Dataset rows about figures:
++++++++++++++++++++

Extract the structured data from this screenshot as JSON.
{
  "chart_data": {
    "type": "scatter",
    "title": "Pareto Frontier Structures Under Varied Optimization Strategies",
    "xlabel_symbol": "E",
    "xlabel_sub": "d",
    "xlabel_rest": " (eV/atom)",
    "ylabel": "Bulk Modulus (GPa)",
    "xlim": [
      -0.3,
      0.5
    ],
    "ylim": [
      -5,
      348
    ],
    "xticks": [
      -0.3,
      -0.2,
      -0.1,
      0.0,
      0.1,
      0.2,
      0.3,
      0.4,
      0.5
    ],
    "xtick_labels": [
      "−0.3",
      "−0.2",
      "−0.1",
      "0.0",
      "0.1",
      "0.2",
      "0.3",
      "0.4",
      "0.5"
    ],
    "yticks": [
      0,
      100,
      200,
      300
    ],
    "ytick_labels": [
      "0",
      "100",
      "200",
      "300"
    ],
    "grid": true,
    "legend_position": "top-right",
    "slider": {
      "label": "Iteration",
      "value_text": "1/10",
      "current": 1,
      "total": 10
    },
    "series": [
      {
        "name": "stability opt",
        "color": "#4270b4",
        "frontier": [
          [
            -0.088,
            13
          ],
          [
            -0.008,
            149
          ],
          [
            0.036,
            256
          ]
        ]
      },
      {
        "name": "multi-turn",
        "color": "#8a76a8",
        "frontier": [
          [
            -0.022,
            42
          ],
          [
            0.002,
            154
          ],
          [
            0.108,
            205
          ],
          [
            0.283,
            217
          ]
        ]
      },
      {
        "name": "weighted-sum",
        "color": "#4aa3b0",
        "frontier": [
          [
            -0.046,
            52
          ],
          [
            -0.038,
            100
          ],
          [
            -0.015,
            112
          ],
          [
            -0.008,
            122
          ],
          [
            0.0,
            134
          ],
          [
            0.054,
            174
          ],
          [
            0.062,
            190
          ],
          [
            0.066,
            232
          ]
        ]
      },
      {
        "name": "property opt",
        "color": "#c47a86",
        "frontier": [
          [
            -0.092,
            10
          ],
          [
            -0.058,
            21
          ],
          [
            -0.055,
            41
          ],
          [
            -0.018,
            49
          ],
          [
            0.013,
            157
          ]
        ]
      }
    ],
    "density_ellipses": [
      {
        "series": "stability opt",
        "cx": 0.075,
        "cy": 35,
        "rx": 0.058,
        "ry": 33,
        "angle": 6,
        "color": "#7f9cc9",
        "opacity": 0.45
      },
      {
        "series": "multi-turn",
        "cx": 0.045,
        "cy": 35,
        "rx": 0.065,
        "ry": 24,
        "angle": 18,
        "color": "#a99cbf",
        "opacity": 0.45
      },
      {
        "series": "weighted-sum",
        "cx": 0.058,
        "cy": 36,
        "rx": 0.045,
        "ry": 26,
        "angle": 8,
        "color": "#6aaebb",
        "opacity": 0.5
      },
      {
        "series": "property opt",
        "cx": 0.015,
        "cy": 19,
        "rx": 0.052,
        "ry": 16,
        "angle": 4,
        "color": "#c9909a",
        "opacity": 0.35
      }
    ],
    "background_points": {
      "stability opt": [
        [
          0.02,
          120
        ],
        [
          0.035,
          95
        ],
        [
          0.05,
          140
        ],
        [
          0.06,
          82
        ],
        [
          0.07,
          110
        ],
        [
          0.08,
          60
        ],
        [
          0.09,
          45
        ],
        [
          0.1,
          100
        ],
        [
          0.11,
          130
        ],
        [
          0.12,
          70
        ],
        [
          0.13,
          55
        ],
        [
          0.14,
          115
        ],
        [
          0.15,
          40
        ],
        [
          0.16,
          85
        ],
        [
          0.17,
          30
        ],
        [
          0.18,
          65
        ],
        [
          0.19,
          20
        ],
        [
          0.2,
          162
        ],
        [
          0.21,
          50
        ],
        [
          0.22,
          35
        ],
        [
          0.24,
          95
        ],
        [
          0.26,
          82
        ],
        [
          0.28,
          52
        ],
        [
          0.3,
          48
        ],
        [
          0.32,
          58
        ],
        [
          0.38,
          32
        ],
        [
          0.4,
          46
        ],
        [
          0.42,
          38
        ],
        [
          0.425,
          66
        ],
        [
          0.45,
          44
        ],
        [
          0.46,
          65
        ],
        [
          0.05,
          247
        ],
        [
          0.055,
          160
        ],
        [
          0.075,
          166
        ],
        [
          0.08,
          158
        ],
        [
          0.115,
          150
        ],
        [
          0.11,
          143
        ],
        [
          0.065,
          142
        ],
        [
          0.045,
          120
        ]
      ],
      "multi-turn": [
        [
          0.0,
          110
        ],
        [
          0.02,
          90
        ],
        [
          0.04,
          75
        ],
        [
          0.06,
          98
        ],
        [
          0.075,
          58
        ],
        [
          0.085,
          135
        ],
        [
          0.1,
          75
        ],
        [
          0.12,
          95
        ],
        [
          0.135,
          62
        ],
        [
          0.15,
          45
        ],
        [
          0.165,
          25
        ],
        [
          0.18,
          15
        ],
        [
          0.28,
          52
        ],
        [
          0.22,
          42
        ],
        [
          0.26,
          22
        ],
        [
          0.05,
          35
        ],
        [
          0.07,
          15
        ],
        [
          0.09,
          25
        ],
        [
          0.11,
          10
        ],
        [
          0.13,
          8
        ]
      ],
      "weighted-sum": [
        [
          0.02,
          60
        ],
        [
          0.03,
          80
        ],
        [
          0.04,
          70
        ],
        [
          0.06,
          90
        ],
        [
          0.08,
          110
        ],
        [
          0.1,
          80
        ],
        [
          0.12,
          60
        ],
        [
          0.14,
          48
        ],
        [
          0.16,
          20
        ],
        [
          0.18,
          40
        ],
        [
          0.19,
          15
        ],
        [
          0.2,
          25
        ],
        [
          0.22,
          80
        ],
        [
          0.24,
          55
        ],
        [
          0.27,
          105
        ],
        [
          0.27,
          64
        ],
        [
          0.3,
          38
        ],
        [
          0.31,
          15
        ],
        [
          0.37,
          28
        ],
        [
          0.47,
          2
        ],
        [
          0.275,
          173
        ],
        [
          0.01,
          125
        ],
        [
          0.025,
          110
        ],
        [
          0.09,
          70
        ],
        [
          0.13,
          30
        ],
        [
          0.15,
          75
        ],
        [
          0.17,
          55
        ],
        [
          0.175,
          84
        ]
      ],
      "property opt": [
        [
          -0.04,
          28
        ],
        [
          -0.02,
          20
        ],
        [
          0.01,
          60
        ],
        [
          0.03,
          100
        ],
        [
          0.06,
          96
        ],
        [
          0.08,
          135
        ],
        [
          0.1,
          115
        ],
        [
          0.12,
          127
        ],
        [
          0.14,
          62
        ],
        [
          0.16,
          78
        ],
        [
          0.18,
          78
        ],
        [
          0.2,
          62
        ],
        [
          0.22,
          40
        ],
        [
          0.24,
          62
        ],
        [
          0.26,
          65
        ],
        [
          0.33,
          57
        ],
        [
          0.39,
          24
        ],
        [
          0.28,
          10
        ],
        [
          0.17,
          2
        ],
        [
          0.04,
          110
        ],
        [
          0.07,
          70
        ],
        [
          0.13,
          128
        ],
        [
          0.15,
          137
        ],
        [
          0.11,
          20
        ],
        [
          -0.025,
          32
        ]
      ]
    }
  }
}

++++++++++++++++++++

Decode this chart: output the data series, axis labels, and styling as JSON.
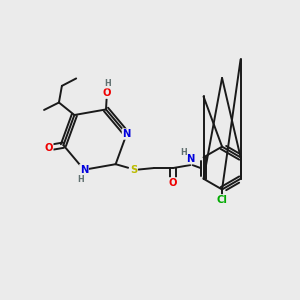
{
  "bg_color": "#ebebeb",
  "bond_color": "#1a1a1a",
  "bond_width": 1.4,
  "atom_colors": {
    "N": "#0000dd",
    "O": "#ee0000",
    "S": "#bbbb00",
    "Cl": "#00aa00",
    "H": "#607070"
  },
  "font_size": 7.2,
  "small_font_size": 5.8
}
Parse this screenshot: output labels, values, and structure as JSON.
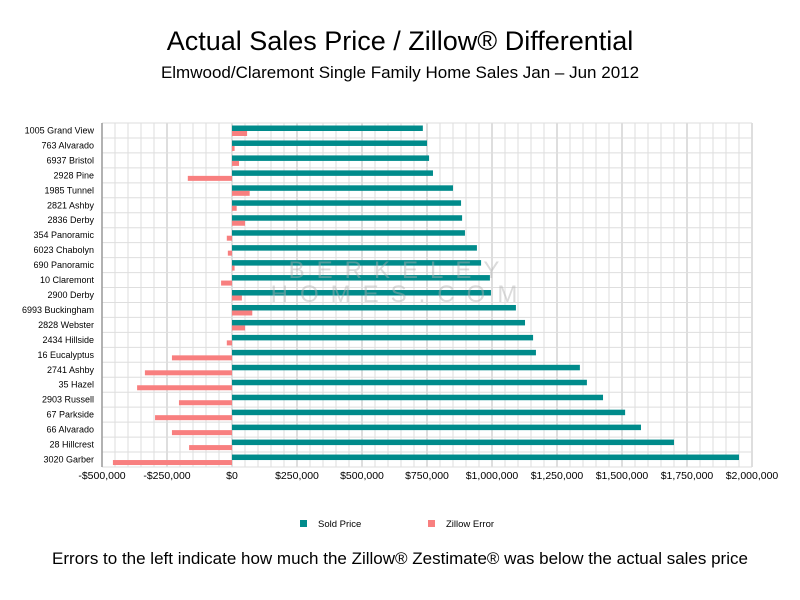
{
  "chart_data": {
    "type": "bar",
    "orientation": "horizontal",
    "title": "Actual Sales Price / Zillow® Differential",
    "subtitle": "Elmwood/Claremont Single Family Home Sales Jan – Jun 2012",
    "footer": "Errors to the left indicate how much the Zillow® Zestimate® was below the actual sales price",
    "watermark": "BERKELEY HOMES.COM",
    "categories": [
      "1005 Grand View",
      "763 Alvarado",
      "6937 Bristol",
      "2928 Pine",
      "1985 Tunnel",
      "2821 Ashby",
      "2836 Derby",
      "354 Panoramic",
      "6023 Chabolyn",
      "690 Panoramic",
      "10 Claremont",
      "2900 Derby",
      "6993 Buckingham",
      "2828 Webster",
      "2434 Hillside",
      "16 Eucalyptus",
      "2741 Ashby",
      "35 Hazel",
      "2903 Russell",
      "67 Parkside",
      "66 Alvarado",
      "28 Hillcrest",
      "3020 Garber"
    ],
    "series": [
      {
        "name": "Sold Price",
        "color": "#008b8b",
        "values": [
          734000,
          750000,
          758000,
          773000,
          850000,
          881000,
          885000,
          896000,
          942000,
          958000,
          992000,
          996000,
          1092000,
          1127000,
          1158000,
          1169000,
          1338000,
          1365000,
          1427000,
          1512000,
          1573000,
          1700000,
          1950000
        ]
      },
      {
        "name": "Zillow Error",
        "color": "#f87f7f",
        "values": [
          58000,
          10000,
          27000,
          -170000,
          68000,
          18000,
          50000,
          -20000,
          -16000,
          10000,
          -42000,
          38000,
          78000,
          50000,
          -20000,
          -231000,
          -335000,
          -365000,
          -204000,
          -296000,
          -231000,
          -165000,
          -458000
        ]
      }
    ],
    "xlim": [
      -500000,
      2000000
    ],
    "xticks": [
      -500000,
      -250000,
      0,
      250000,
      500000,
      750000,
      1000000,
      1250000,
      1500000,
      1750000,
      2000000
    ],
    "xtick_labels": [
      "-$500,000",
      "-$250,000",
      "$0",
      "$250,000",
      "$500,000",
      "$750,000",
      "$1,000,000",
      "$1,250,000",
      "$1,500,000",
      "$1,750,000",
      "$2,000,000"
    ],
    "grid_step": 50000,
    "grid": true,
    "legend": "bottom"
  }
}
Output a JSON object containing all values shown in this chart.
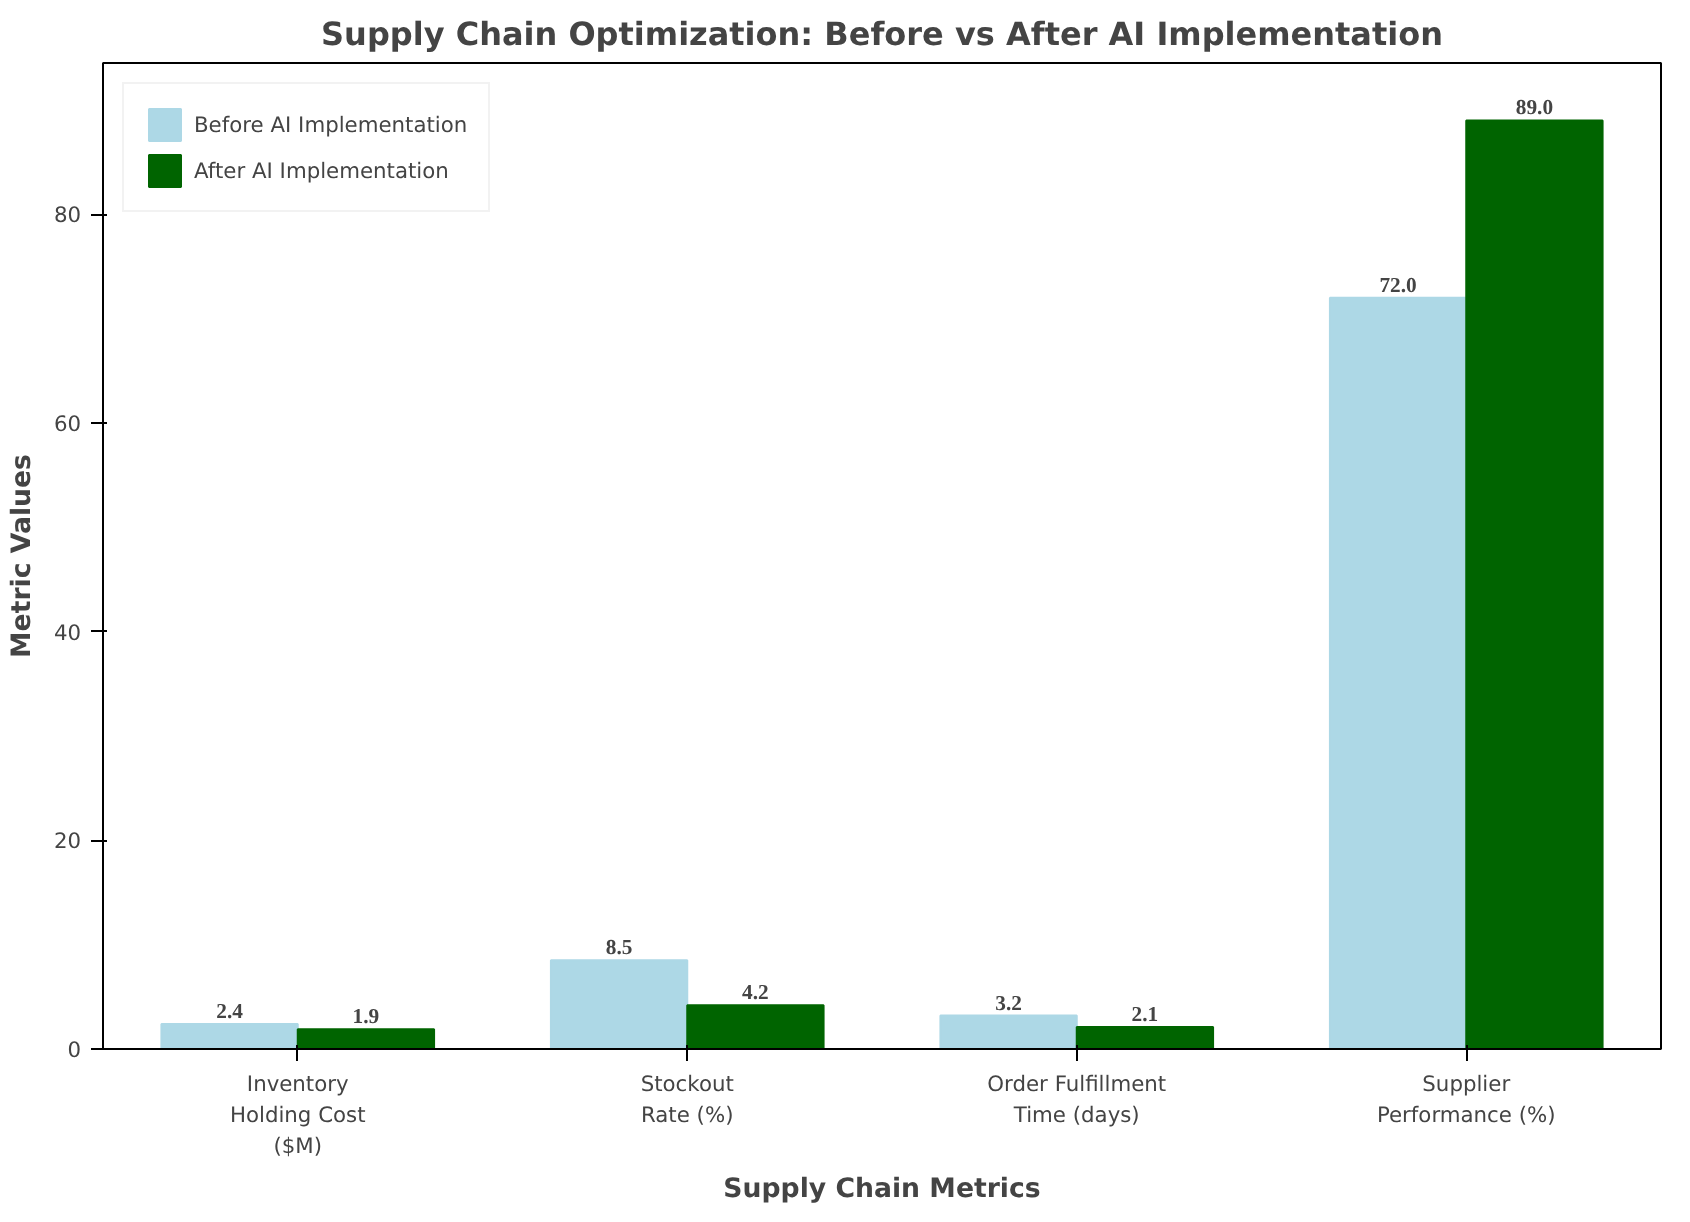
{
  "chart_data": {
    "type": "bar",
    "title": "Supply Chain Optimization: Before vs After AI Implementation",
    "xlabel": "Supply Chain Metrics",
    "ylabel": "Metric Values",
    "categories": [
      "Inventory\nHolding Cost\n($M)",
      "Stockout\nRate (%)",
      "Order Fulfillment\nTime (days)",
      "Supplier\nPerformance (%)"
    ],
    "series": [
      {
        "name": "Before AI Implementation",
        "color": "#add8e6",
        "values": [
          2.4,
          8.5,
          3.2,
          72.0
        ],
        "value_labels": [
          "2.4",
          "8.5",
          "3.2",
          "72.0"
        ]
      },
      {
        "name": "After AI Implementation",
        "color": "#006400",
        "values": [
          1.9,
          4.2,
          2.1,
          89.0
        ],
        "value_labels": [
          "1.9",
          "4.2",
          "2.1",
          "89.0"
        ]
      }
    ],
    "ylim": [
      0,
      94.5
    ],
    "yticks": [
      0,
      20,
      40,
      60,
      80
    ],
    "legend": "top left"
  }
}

++++++++++++++++++++

SHORT EXERCISE
Copy every line above in which the string "Optimization" shows up.

ANSWER TO THE TASK
    "title": "Pareto Frontier Structures Under Varied Optimization Strategies",
    "title": "Supply Chain Optimization: Before vs After AI Implementation",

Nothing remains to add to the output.